■ Set exercise
Copy out all lines that hold "didn".

[BEGIN Records to use]

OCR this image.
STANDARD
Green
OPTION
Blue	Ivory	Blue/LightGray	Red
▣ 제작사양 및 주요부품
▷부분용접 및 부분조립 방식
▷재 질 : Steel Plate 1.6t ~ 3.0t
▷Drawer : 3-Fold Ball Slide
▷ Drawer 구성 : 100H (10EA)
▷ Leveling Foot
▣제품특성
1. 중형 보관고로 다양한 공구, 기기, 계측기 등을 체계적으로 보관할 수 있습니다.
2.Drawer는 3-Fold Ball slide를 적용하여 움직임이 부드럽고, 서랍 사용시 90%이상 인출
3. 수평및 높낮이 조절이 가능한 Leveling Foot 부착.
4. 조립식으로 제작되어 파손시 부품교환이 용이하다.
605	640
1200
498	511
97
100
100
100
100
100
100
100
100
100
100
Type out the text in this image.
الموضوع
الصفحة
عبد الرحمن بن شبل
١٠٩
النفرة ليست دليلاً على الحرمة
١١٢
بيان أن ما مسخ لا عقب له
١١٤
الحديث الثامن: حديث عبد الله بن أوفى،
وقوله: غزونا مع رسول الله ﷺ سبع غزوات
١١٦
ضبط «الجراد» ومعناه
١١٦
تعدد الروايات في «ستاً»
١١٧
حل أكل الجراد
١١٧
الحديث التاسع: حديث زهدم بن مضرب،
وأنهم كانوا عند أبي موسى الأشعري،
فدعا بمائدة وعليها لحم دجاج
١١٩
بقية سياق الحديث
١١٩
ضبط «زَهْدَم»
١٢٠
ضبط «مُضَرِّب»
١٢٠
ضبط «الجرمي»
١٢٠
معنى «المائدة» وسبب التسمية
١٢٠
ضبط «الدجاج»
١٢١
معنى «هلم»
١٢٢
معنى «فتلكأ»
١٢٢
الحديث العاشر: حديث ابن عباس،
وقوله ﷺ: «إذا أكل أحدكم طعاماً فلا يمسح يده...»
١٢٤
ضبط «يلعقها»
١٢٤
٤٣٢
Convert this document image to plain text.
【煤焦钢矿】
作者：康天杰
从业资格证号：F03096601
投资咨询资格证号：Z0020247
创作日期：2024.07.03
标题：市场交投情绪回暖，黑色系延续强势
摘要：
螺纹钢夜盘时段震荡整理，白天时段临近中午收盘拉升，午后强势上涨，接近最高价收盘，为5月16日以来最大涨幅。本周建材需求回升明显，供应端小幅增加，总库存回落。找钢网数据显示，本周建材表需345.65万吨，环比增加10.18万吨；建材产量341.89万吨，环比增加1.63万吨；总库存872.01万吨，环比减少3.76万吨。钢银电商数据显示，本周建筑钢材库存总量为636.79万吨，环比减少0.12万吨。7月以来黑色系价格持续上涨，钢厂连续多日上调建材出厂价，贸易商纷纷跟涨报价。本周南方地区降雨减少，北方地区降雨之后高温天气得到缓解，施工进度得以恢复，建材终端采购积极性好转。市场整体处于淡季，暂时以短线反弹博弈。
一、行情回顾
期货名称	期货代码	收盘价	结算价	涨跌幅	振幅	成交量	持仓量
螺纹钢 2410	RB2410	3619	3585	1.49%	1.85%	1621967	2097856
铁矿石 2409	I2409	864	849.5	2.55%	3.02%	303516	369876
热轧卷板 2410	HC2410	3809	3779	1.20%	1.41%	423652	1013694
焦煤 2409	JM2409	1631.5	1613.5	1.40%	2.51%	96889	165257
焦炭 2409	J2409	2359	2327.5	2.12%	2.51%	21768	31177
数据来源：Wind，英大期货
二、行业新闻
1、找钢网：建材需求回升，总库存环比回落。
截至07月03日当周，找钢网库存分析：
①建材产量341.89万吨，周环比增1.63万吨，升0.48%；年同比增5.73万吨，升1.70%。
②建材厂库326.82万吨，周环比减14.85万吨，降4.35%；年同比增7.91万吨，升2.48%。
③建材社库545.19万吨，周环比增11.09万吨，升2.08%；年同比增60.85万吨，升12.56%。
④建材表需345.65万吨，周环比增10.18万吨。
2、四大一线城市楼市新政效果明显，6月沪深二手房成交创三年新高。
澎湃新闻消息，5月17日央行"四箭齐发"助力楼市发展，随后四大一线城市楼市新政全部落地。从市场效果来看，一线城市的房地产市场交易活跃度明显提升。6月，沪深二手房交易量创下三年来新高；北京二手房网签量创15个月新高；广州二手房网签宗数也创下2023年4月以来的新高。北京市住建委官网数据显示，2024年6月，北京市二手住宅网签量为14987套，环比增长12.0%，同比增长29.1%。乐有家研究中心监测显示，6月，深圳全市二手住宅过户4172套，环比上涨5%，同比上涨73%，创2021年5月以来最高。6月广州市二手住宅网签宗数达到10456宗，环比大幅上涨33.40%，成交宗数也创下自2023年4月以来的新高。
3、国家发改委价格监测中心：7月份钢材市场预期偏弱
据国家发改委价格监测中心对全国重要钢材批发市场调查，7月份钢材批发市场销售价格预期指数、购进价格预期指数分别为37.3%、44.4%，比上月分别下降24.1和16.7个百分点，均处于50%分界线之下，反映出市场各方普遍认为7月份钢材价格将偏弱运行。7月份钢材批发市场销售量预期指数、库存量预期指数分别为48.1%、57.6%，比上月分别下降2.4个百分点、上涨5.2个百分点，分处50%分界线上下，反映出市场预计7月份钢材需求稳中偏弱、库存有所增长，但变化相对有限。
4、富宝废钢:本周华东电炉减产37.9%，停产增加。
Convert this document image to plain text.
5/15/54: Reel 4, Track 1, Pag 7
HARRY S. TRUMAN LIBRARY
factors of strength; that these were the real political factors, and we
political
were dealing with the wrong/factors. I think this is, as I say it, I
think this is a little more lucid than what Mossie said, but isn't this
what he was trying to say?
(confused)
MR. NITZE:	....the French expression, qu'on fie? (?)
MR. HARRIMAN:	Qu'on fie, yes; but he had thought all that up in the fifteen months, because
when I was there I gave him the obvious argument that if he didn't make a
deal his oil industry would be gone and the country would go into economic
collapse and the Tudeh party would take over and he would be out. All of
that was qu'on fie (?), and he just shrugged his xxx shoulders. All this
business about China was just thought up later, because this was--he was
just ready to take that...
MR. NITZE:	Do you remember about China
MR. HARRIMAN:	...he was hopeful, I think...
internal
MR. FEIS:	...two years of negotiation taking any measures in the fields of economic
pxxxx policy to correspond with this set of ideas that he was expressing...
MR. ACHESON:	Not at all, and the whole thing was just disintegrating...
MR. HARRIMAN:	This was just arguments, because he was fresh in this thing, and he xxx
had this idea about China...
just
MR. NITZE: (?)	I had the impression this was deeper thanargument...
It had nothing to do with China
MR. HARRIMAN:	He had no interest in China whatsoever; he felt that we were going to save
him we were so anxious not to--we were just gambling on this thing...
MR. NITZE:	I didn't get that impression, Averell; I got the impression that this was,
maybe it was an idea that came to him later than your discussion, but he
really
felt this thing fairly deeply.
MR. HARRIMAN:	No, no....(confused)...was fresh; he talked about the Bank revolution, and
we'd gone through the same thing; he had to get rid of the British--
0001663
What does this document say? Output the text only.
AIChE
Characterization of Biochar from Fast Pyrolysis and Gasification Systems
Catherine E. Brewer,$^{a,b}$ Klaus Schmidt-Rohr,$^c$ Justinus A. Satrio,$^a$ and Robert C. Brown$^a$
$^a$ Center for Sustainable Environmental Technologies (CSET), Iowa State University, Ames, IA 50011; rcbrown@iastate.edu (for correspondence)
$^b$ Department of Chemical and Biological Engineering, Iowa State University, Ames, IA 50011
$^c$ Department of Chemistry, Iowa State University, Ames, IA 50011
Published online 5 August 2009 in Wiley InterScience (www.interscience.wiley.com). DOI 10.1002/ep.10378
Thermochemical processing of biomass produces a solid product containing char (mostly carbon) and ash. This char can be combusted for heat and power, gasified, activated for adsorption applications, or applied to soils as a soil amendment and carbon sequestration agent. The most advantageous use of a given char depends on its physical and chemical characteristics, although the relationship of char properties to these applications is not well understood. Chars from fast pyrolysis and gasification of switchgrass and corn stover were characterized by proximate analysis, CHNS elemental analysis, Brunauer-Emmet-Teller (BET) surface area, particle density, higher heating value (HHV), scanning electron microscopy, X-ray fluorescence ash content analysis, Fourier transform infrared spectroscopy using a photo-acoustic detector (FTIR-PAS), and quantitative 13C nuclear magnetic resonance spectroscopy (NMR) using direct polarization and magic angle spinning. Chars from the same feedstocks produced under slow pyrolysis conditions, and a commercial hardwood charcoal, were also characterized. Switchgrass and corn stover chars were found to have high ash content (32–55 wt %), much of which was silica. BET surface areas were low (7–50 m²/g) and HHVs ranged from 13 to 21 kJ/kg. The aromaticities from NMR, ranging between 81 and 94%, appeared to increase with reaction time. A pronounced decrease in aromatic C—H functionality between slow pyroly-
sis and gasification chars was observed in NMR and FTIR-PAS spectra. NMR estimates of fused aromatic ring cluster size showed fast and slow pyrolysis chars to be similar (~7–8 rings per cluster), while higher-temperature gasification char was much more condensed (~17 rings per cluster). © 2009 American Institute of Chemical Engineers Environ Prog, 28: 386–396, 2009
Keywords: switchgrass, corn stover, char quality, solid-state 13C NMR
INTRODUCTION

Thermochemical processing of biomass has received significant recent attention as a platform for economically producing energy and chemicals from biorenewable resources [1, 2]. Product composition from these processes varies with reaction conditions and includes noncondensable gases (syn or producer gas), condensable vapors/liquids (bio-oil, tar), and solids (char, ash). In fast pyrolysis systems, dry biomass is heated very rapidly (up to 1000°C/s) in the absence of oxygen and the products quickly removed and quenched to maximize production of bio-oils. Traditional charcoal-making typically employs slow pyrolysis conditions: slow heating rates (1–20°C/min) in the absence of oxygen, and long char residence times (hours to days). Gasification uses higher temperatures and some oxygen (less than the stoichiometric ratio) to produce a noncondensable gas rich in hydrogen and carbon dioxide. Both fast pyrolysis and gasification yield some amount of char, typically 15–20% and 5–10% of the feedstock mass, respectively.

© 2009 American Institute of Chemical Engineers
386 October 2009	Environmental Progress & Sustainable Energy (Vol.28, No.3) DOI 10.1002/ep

[END Records to use]

■ Reply to the exercise
when I was there I gave him the obvious argument that if he didn't make a
MR. NITZE:	I didn't get that impression, Averell; I got the impression that this was,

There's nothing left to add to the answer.